Requirements
Each entry should be quoted word for word, including every mark of punctuation.

Given entries
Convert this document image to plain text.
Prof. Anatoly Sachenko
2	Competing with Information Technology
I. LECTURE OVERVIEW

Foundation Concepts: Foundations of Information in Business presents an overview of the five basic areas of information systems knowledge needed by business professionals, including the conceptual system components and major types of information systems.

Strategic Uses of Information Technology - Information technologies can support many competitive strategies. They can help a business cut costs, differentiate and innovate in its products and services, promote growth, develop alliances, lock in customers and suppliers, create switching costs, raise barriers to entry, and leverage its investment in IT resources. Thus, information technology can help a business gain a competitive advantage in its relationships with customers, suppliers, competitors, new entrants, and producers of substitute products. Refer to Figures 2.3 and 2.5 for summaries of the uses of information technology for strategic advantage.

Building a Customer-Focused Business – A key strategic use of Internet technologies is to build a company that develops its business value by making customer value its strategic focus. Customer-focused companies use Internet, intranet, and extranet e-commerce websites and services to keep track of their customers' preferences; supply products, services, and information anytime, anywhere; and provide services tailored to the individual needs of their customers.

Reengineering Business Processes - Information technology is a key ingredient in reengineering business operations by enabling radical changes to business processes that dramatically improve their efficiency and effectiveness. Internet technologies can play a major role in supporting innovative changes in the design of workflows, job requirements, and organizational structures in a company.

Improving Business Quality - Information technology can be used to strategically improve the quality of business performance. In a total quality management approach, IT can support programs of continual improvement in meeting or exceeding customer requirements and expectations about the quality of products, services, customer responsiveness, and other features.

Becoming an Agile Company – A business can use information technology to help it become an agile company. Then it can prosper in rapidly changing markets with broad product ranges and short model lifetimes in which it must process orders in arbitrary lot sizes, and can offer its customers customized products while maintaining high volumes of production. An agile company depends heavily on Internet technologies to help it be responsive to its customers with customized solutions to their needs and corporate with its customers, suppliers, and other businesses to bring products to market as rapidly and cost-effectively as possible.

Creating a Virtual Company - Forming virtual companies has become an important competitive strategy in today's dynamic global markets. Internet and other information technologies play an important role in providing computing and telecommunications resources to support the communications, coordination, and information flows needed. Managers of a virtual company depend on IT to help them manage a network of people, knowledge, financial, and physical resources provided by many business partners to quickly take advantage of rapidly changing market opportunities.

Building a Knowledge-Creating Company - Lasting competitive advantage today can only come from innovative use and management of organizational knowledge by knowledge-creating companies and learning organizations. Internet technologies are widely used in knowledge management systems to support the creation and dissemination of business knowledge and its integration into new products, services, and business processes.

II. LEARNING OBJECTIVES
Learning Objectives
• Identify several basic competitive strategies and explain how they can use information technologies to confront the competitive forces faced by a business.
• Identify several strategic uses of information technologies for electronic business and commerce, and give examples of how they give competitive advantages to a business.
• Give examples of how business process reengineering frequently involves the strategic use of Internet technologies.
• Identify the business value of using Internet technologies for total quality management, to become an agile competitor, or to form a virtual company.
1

Written solution
Convert this document image to plain text.
Prof. Anatoly Sachenko
2	Competing with Information Technology
I. LECTURE OVERVIEW

Foundation Concepts: Foundations of Information in Business presents an overview of the five basic areas of information systems knowledge needed by business professionals, including the conceptual system components and major types of information systems.

Strategic Uses of Information Technology - Information technologies can support many competitive strategies. They can help a business cut costs, differentiate and innovate in its products and services, promote growth, develop alliances, lock in customers and suppliers, create switching costs, raise barriers to entry, and leverage its investment in IT resources. Thus, information technology can help a business gain a competitive advantage in its relationships with customers, suppliers, competitors, new entrants, and producers of substitute products. Refer to Figures 2.3 and 2.5 for summaries of the uses of information technology for strategic advantage.

Building a Customer-Focused Business – A key strategic use of Internet technologies is to build a company that develops its business value by making customer value its strategic focus. Customer-focused companies use Internet, intranet, and extranet e-commerce websites and services to keep track of their customers' preferences; supply products, services, and information anytime, anywhere; and provide services tailored to the individual needs of their customers.

Reengineering Business Processes - Information technology is a key ingredient in reengineering business operations by enabling radical changes to business processes that dramatically improve their efficiency and effectiveness. Internet technologies can play a major role in supporting innovative changes in the design of workflows, job requirements, and organizational structures in a company.

Improving Business Quality - Information technology can be used to strategically improve the quality of business performance. In a total quality management approach, IT can support programs of continual improvement in meeting or exceeding customer requirements and expectations about the quality of products, services, customer responsiveness, and other features.

Becoming an Agile Company – A business can use information technology to help it become an agile company. Then it can prosper in rapidly changing markets with broad product ranges and short model lifetimes in which it must process orders in arbitrary lot sizes, and can offer its customers customized products while maintaining high volumes of production. An agile company depends heavily on Internet technologies to help it be responsive to its customers with customized solutions to their needs and corporate with its customers, suppliers, and other businesses to bring products to market as rapidly and cost-effectively as possible.

Creating a Virtual Company - Forming virtual companies has become an important competitive strategy in today's dynamic global markets. Internet and other information technologies play an important role in providing computing and telecommunications resources to support the communications, coordination, and information flows needed. Managers of a virtual company depend on IT to help them manage a network of people, knowledge, financial, and physical resources provided by many business partners to quickly take advantage of rapidly changing market opportunities.

Building a Knowledge-Creating Company - Lasting competitive advantage today can only come from innovative use and management of organizational knowledge by knowledge-creating companies and learning organizations. Internet technologies are widely used in knowledge management systems to support the creation and dissemination of business knowledge and its integration into new products, services, and business processes.

II. LEARNING OBJECTIVES
Learning Objectives
• Identify several basic competitive strategies and explain how they can use information technologies to confront the competitive forces faced by a business.
• Identify several strategic uses of information technologies for electronic business and commerce, and give examples of how they give competitive advantages to a business.
• Give examples of how business process reengineering frequently involves the strategic use of Internet technologies.
• Identify the business value of using Internet technologies for total quality management, to become an agile competitor, or to form a virtual company.
1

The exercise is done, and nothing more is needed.